● **Dataset**
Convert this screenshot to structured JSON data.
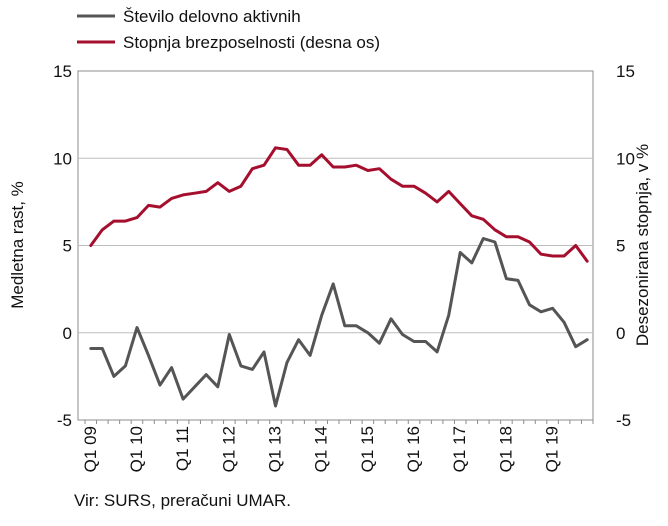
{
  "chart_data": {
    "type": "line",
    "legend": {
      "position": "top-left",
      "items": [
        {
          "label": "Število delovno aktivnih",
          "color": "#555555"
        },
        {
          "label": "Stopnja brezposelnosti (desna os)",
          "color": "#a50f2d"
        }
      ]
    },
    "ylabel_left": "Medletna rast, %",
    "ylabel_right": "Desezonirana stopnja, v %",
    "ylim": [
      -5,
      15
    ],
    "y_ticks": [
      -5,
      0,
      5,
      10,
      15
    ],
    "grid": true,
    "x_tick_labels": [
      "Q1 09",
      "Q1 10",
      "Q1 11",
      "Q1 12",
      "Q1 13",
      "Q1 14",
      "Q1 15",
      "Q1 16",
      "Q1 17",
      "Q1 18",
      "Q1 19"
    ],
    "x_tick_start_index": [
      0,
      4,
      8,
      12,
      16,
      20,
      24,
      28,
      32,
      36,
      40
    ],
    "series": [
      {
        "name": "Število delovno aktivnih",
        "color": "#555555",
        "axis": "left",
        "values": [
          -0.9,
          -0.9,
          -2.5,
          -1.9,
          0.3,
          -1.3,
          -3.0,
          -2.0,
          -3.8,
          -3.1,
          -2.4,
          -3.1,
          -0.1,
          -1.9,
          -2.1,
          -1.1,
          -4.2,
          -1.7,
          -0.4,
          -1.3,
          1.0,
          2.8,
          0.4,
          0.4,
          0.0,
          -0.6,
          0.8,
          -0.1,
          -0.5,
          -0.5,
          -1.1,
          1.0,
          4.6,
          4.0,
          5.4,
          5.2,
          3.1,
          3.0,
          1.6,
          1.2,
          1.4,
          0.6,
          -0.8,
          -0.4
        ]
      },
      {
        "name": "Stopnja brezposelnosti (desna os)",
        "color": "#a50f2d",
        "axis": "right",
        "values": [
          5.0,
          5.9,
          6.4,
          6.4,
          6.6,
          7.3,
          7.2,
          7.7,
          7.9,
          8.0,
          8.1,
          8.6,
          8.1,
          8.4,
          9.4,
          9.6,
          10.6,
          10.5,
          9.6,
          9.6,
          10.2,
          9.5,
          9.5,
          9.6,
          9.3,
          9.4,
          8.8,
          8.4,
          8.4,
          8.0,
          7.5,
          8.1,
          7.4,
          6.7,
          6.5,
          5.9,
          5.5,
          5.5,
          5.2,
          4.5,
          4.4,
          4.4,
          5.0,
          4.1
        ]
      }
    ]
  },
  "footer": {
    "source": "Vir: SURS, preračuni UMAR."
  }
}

...

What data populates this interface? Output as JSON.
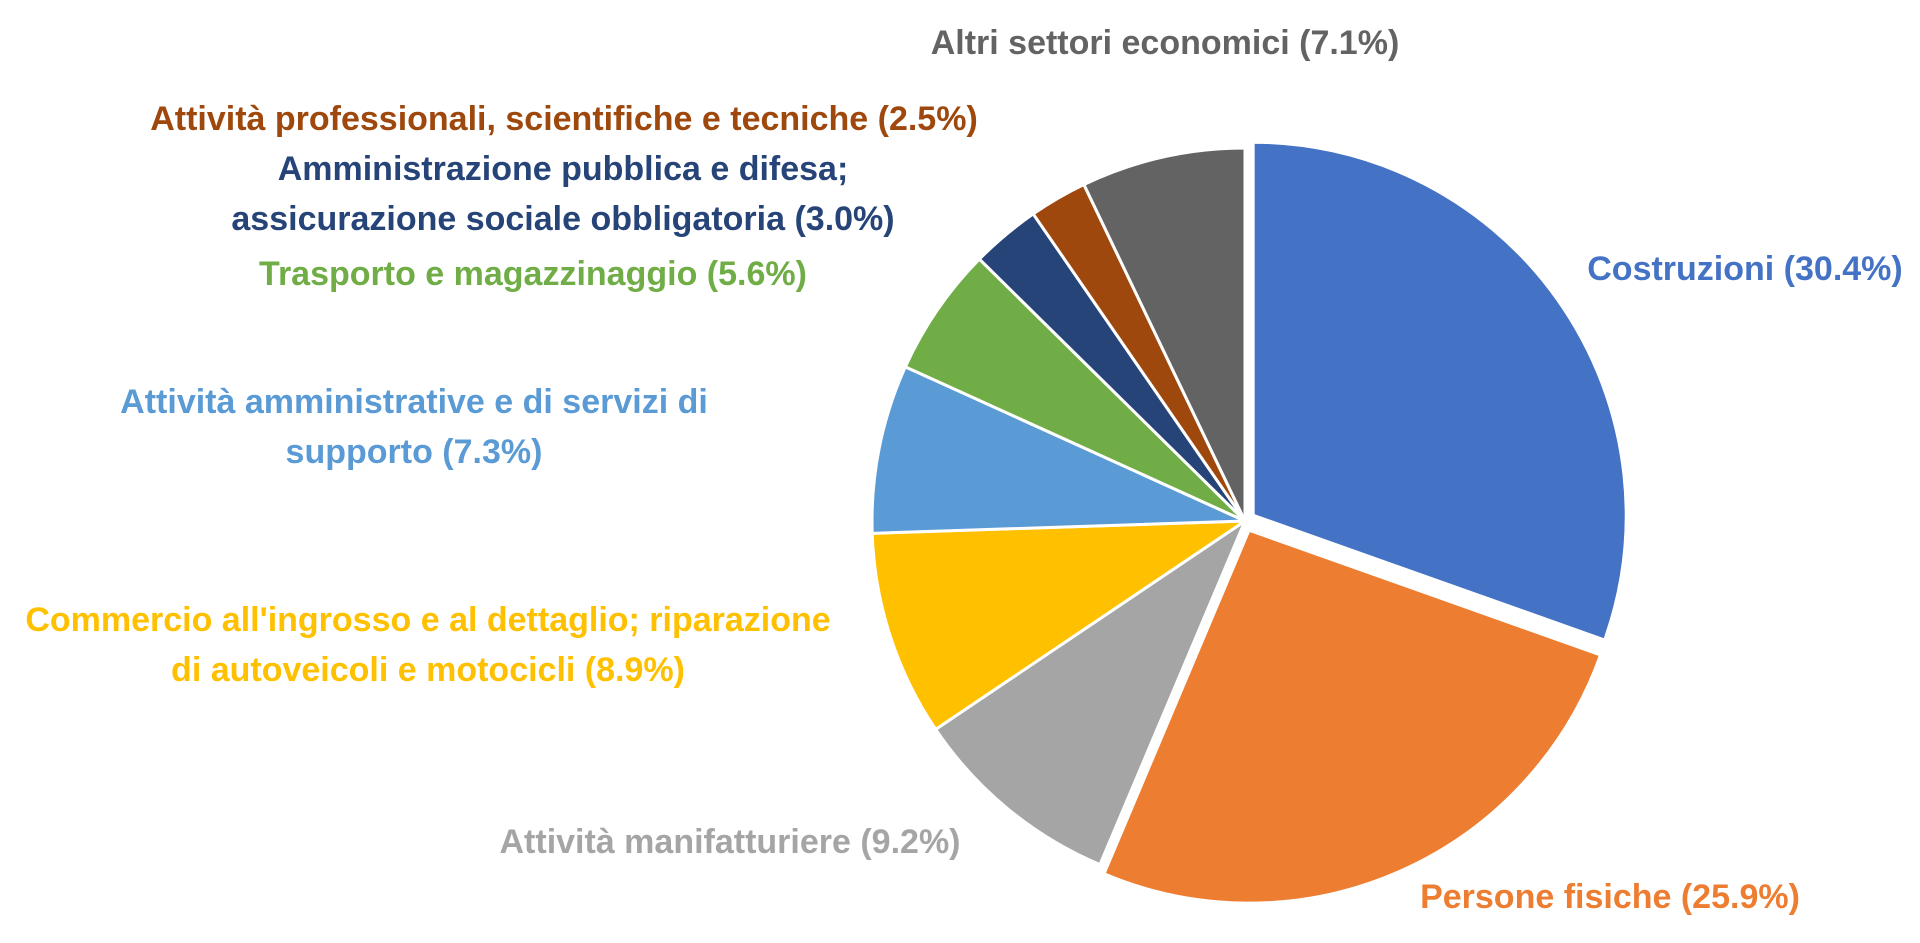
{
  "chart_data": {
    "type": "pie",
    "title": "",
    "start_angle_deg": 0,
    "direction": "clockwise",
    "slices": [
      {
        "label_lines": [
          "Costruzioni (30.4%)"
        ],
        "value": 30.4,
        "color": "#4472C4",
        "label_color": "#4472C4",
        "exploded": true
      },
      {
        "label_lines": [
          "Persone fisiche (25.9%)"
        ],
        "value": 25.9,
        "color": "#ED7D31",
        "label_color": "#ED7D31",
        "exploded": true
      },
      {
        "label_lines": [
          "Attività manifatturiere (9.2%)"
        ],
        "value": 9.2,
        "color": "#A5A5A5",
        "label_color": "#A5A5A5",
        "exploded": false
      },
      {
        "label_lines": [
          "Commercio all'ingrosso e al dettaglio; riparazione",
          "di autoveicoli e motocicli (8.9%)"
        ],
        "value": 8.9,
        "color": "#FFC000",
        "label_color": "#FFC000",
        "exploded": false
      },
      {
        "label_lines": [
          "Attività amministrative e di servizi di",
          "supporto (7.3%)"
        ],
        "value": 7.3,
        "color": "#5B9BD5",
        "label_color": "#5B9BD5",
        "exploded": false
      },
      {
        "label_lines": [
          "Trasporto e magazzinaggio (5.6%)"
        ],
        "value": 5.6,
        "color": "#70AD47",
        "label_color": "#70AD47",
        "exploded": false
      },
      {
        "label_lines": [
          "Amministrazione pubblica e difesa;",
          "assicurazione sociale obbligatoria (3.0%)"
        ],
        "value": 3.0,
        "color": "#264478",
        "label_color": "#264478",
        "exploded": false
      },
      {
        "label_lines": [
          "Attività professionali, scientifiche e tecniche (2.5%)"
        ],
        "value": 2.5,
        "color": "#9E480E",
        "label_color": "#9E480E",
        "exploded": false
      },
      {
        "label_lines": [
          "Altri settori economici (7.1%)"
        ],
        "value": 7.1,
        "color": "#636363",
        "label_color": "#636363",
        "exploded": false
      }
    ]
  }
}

...

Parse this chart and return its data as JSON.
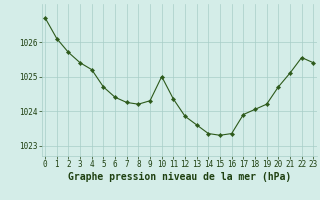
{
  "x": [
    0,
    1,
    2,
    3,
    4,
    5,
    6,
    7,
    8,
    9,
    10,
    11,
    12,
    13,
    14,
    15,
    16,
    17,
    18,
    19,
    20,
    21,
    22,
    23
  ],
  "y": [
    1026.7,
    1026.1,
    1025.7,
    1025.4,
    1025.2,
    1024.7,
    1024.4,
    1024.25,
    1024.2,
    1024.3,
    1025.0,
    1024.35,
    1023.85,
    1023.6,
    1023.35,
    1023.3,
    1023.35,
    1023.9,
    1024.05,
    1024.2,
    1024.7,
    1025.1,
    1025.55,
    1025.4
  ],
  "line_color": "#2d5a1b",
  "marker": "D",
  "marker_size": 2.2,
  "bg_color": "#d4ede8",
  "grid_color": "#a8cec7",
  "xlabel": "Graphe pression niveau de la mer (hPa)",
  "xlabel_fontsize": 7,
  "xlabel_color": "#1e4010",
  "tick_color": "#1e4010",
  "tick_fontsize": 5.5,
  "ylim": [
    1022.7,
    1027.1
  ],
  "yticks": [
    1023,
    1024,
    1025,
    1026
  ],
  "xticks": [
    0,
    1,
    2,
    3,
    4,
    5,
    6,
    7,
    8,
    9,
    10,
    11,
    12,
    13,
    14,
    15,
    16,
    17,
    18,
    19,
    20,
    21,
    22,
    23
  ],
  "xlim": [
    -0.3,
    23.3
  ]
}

● **Given problem**
Gather each line of the records holding the string "brezposelnosti".

● **Result**
          "label": "Stopnja brezposelnosti (desna os)",
        "name": "Stopnja brezposelnosti (desna os)",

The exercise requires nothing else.